▶ **Given entries**:
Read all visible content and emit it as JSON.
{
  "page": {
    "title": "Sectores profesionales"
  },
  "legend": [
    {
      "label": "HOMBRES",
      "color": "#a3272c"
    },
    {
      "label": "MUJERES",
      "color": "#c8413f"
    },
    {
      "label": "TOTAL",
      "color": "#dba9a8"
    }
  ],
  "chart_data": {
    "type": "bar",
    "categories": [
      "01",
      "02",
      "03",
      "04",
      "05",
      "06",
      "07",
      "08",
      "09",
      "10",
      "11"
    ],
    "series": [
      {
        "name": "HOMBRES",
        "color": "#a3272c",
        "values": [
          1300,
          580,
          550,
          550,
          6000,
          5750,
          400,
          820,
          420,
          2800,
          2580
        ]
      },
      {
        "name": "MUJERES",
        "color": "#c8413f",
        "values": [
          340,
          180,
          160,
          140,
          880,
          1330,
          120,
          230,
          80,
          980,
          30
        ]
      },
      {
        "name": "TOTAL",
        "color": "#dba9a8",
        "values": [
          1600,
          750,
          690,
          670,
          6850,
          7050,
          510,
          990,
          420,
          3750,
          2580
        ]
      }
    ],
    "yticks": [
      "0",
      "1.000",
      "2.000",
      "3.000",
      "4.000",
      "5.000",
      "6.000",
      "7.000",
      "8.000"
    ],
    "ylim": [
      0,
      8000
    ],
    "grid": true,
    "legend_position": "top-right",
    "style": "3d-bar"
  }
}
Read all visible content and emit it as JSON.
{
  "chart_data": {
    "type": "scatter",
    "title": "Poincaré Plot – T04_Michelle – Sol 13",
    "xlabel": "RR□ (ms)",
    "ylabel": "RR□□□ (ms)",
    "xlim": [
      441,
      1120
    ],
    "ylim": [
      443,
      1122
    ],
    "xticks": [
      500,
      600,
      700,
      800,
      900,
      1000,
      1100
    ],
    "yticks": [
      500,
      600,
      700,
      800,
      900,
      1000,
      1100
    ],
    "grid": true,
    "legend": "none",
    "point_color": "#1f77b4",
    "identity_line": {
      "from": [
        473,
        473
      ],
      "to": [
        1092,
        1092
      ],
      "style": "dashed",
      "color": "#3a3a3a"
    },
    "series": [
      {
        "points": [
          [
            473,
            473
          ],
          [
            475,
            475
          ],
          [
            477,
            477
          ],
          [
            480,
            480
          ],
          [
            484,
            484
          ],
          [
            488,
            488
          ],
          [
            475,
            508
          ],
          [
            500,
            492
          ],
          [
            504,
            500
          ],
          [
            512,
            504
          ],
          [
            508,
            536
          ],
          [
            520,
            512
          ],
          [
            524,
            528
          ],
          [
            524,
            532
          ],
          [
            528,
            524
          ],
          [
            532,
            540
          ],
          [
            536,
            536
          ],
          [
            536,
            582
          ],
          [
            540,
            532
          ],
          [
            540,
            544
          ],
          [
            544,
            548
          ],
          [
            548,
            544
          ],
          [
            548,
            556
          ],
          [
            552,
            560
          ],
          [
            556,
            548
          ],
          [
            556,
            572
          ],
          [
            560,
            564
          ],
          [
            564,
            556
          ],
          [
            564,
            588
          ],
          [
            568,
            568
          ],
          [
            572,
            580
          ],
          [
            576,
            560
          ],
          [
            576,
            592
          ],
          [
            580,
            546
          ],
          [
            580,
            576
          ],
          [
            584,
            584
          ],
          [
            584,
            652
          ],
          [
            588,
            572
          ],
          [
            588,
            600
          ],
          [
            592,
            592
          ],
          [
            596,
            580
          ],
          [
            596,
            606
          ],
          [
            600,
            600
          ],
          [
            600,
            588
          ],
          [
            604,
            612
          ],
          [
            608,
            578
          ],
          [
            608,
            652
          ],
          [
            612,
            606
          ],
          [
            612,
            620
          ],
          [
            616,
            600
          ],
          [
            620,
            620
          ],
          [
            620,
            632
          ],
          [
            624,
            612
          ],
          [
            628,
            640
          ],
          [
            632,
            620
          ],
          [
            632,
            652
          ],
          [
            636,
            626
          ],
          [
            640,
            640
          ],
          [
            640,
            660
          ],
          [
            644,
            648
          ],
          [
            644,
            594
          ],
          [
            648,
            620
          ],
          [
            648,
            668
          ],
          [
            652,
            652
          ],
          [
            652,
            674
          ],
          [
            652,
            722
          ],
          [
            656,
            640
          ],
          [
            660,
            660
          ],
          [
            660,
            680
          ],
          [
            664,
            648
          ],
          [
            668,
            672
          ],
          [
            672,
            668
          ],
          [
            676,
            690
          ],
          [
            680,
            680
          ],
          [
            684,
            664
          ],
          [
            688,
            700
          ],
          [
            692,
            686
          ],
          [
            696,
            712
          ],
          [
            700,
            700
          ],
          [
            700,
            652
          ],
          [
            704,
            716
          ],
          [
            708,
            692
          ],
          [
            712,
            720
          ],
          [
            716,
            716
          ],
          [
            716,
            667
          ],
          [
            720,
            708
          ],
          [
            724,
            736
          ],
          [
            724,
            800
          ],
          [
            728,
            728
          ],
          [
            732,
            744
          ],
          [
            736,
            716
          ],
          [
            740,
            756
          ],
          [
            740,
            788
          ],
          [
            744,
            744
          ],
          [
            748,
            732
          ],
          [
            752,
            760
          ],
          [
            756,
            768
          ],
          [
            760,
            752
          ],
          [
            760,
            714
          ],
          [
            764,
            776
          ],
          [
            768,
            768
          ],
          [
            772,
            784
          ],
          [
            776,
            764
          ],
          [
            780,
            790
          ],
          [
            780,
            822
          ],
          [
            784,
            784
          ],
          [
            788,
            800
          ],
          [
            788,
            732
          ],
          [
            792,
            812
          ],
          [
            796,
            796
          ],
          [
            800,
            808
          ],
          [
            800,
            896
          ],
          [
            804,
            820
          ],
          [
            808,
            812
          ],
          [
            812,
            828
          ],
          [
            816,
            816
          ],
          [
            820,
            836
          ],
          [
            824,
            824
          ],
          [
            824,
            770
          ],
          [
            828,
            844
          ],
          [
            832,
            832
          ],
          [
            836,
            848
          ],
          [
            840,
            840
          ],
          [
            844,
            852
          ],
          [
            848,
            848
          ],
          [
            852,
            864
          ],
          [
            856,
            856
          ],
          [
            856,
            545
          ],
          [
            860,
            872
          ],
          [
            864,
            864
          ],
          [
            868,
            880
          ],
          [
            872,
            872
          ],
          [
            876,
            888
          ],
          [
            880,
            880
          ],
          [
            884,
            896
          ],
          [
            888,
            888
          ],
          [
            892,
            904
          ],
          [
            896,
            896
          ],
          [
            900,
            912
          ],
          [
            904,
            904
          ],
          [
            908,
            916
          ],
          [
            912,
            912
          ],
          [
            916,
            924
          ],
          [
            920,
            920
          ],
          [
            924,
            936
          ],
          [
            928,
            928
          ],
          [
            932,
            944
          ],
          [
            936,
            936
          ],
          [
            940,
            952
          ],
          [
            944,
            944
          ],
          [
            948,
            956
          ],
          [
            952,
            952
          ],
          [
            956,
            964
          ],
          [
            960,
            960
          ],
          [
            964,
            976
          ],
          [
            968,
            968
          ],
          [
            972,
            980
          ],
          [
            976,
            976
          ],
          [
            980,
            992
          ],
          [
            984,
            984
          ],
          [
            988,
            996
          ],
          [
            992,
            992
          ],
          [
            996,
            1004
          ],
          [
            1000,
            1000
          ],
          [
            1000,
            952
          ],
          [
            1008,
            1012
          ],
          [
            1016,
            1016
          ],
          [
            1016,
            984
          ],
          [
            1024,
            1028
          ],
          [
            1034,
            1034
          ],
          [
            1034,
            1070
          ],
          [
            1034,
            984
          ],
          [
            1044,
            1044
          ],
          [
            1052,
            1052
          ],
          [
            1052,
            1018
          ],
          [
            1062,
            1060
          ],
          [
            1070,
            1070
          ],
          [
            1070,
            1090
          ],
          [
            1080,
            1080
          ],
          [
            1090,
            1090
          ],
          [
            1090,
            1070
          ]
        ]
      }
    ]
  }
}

▶ **Task goal**:
In the entries above, how many lines contain the word "name"? Answer with the number only.

▶ **Solution for this task**:
3